* _WORK INSTRUCTIONS_:
Please copy the items from the start through the line containing "97, 346, 133]", substituting "clickable" for every "interactable" and leaving everything else unchanged.

[Labeled box records]
****************************************

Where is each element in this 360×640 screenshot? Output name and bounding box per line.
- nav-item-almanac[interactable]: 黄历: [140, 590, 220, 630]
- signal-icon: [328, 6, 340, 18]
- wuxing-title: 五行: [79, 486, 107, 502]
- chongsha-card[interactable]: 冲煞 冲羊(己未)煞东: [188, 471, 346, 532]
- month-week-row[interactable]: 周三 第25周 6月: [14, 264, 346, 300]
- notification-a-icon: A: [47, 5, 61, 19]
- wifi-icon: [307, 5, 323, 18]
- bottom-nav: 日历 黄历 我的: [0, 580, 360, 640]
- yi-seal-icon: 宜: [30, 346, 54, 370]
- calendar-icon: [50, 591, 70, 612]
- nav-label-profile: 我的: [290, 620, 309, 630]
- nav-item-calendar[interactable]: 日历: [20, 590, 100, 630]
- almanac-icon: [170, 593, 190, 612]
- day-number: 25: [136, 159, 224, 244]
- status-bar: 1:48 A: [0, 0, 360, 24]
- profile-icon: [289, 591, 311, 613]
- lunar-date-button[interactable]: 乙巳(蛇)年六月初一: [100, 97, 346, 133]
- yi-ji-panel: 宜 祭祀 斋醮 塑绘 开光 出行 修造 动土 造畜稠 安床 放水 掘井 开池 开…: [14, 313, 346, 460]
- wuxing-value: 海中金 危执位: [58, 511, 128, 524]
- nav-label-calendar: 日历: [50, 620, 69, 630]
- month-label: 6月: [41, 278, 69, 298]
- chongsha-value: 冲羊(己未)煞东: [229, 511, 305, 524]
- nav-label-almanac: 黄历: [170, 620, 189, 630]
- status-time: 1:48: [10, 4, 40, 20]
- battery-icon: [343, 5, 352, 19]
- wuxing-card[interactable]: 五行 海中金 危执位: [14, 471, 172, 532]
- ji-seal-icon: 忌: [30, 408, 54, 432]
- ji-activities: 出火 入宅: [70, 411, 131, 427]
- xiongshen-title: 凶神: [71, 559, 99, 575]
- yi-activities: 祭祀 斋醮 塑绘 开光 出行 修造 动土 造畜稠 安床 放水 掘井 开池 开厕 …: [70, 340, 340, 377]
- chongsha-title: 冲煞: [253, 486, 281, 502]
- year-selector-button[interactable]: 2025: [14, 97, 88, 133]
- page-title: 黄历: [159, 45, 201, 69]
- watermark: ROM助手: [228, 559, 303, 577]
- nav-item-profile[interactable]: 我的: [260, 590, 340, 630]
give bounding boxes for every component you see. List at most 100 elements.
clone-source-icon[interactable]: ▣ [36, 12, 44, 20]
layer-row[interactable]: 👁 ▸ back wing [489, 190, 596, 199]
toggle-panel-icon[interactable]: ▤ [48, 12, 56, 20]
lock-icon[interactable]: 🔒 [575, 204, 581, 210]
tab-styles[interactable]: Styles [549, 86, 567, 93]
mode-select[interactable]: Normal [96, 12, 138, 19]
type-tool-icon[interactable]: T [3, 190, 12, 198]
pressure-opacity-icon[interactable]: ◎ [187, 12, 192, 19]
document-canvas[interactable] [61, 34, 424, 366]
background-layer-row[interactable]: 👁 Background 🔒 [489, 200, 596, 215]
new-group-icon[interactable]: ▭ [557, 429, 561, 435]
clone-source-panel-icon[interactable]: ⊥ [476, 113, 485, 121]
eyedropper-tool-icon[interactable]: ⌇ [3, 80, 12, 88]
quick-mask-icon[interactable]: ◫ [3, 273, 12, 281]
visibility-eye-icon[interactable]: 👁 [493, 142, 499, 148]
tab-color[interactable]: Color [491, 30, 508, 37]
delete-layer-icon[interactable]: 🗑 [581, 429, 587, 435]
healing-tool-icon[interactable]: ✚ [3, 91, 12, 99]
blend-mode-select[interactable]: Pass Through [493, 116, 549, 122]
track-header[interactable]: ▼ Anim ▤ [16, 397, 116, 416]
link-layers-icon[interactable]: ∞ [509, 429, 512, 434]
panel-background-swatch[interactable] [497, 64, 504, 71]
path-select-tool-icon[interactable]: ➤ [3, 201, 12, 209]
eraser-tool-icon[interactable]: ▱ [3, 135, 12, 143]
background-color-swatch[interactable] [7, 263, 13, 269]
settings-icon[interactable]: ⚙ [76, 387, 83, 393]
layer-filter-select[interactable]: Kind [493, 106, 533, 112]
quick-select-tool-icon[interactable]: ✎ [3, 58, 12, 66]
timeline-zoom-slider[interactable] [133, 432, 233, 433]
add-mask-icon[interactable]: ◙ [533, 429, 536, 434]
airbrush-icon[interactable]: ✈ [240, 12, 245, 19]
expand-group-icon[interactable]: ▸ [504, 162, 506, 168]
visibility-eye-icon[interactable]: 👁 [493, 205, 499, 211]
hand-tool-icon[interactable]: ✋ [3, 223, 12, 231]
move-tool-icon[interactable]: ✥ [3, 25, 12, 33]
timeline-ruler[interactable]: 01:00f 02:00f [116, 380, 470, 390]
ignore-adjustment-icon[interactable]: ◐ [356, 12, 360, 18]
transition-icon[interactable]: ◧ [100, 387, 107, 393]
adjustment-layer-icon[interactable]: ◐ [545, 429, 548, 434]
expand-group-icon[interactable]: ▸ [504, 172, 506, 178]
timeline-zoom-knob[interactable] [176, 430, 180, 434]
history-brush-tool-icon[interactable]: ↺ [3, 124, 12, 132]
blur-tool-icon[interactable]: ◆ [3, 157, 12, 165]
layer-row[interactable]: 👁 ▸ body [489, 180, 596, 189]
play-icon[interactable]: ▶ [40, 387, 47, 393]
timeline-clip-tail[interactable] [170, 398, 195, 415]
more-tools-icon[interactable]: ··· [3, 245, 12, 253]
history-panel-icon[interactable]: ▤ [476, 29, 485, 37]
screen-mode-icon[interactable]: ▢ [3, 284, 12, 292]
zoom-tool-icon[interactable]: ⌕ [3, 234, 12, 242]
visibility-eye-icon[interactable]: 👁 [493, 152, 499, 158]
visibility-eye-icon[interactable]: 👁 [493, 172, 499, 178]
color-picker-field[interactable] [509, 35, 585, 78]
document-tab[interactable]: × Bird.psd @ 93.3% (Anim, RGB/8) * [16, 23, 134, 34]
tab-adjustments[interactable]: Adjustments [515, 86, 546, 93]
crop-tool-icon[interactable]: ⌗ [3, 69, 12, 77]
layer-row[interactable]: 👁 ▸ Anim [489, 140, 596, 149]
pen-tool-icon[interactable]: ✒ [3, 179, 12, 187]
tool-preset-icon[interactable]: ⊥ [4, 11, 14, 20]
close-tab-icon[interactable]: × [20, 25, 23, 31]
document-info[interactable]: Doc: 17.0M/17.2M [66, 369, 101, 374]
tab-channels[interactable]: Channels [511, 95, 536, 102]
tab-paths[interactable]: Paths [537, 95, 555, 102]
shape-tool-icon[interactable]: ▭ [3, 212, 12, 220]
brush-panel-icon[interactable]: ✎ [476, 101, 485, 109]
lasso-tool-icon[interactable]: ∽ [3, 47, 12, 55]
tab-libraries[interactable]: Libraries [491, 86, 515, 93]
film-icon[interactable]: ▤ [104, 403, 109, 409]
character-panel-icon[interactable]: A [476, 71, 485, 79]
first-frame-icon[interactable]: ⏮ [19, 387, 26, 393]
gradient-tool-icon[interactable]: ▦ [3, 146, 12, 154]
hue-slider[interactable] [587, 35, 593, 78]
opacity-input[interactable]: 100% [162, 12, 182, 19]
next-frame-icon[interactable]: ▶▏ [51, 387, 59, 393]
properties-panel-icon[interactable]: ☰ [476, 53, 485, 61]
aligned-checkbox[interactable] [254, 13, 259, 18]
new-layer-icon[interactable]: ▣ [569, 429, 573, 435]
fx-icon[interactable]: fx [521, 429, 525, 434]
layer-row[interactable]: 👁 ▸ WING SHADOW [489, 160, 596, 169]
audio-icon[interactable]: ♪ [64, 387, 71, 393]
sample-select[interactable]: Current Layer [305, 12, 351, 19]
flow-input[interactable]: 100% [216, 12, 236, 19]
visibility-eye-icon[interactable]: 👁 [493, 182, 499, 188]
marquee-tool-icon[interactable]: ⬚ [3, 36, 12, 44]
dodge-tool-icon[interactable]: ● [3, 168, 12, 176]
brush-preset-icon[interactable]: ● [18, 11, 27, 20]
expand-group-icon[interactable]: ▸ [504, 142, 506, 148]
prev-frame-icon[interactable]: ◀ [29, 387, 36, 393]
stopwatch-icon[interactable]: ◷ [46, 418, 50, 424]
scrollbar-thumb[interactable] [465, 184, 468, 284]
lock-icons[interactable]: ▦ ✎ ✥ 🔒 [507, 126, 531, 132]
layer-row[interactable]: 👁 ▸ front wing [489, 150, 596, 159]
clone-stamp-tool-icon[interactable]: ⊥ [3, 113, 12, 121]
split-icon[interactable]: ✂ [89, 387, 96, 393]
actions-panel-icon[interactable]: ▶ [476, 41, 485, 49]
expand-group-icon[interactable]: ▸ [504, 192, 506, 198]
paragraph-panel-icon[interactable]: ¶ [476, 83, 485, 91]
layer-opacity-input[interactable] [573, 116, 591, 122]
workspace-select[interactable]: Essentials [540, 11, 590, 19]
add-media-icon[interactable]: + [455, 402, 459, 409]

****************************************

* _ANSWER FOR THE TASK_:
Where is each element in this 360×640 screenshot? Output name and bounding box per line.
- nav-item-almanac[clickable]: 黄历: [140, 590, 220, 630]
- signal-icon: [328, 6, 340, 18]
- wuxing-title: 五行: [79, 486, 107, 502]
- chongsha-card[clickable]: 冲煞 冲羊(己未)煞东: [188, 471, 346, 532]
- month-week-row[clickable]: 周三 第25周 6月: [14, 264, 346, 300]
- notification-a-icon: A: [47, 5, 61, 19]
- wifi-icon: [307, 5, 323, 18]
- bottom-nav: 日历 黄历 我的: [0, 580, 360, 640]
- yi-seal-icon: 宜: [30, 346, 54, 370]
- calendar-icon: [50, 591, 70, 612]
- nav-label-profile: 我的: [290, 620, 309, 630]
- nav-item-calendar[clickable]: 日历: [20, 590, 100, 630]
- almanac-icon: [170, 593, 190, 612]
- day-number: 25: [136, 159, 224, 244]
- status-bar: 1:48 A: [0, 0, 360, 24]
- profile-icon: [289, 591, 311, 613]
- lunar-date-button[clickable]: 乙巳(蛇)年六月初一: [100, 97, 346, 133]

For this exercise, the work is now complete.